Set problem |
Only a number is wanted: how many lines in the listing contain the word "maniera"?

-- START Records provided --

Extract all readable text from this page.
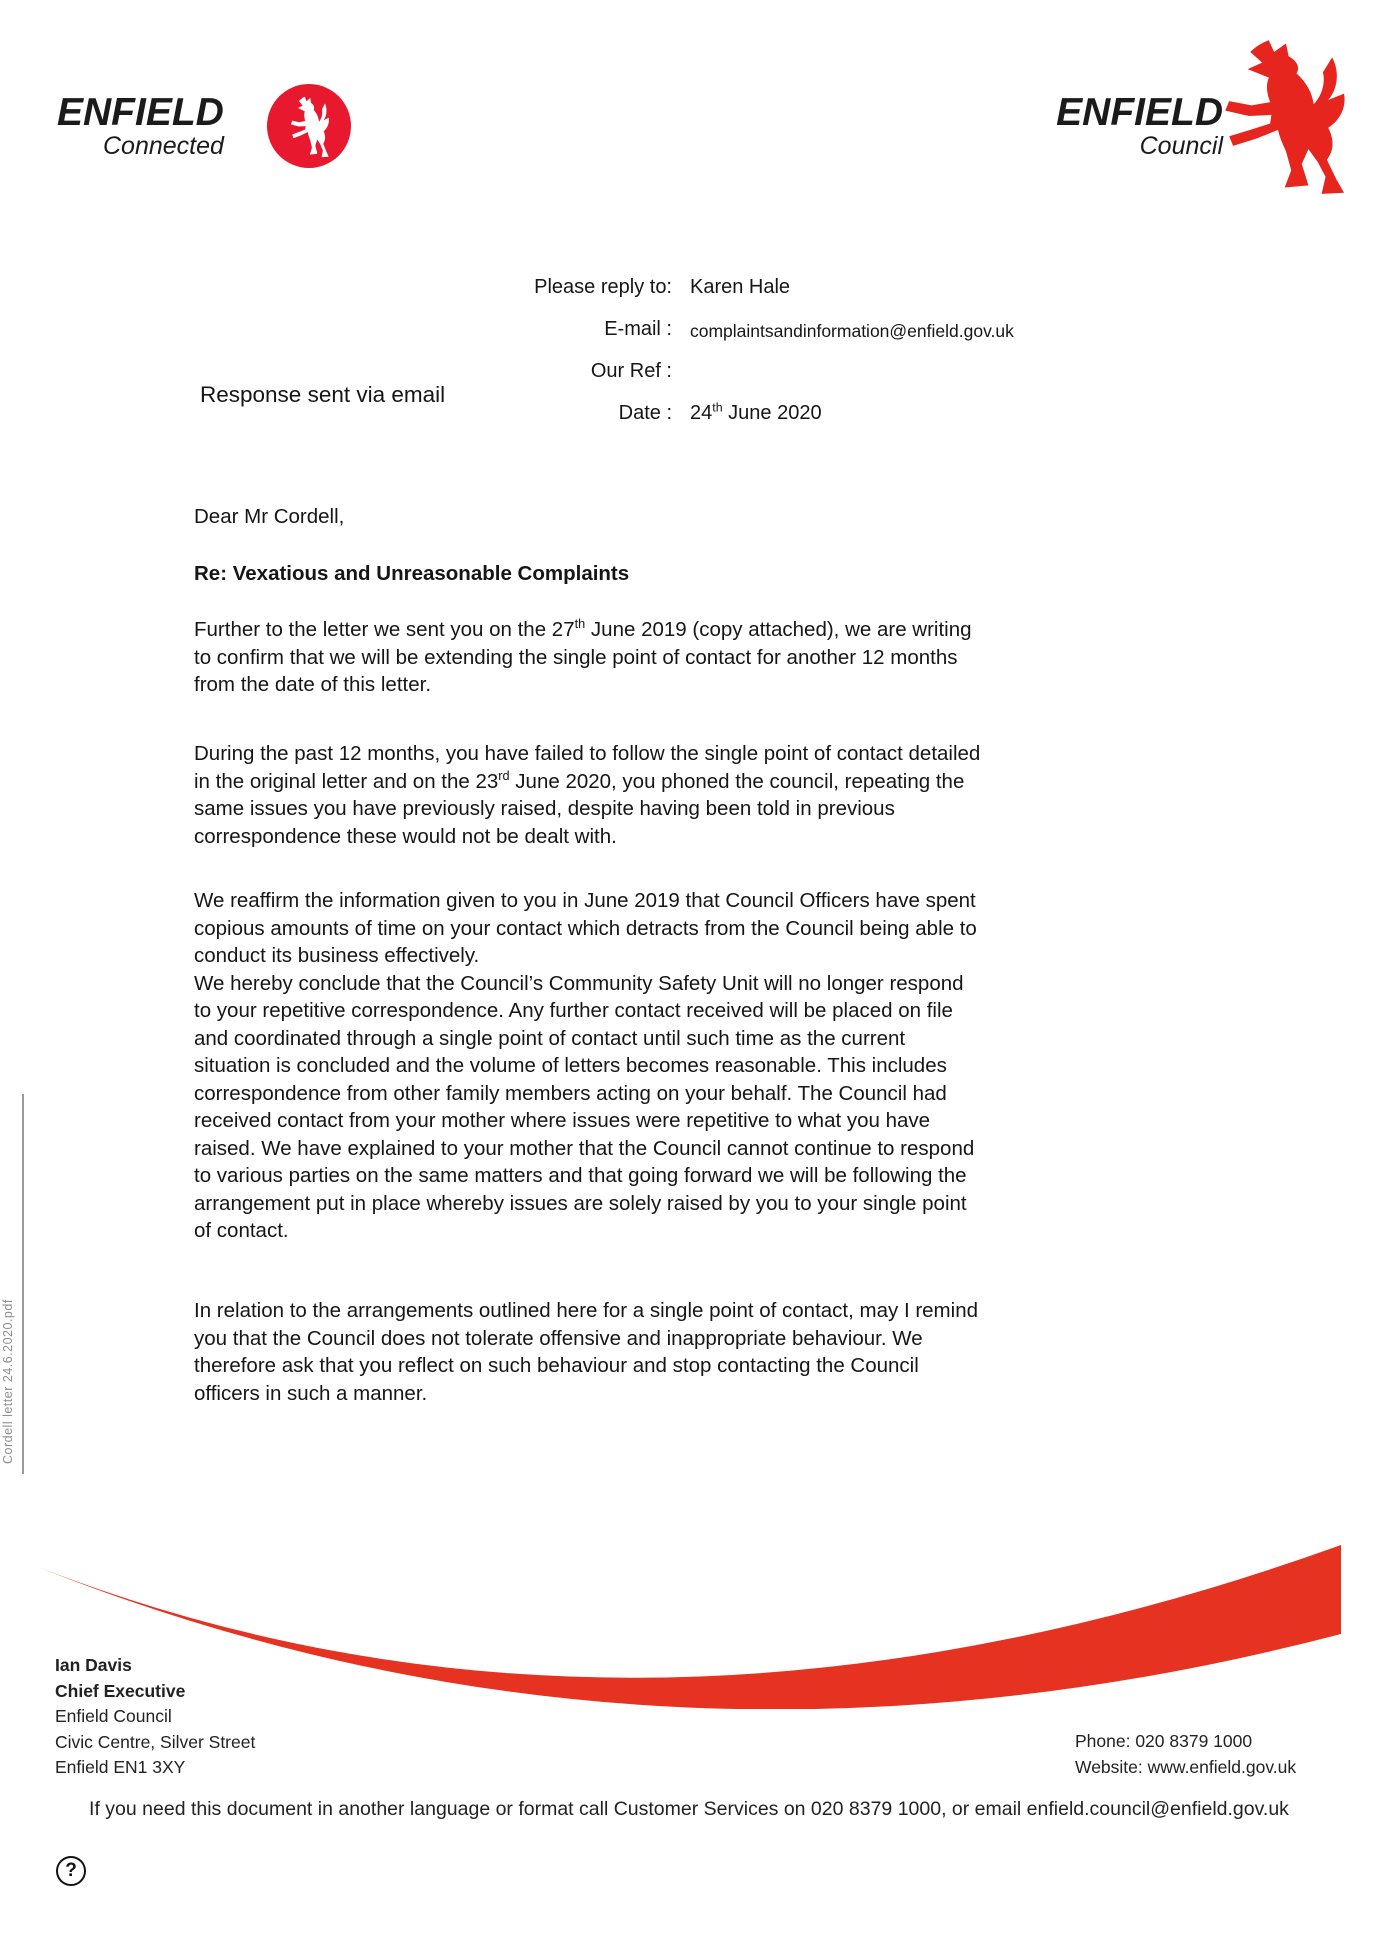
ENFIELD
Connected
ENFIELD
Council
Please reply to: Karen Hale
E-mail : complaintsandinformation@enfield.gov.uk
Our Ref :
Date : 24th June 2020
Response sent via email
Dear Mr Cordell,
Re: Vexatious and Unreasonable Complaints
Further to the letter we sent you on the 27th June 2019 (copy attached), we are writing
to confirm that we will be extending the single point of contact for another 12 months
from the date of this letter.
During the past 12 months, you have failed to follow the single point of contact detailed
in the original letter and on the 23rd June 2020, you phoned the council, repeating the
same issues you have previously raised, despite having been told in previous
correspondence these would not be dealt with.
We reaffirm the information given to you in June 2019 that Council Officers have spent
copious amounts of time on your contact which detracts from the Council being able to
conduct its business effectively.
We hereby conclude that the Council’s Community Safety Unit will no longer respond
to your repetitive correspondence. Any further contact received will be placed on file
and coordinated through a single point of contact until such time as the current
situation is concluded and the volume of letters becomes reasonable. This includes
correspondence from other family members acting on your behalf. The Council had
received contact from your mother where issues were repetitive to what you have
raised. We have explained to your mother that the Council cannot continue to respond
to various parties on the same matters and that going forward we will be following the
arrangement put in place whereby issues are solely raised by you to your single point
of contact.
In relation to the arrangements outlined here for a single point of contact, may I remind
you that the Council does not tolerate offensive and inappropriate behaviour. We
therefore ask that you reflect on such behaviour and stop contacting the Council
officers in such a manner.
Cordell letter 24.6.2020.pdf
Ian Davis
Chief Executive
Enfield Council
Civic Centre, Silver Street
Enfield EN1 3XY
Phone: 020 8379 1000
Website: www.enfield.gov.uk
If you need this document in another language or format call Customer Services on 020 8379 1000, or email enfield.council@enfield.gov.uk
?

-- END Records provided --
-- START Records provided --

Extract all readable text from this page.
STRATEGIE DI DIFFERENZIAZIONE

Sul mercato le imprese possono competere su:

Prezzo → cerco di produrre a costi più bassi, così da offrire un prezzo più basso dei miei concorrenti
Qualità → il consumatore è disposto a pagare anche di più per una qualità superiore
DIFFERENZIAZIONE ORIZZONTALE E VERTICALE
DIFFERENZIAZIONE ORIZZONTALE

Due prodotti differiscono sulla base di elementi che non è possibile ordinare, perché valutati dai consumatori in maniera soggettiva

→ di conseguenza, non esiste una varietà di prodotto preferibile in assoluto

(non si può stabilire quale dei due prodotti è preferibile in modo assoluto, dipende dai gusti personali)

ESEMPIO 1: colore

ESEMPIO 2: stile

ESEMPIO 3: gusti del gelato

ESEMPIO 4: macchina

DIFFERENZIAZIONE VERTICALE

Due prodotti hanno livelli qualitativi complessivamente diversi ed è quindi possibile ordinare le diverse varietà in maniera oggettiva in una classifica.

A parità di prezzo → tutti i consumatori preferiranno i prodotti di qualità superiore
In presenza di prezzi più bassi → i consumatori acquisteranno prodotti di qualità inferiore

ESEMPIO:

-- END Records provided --

Problem solution |
2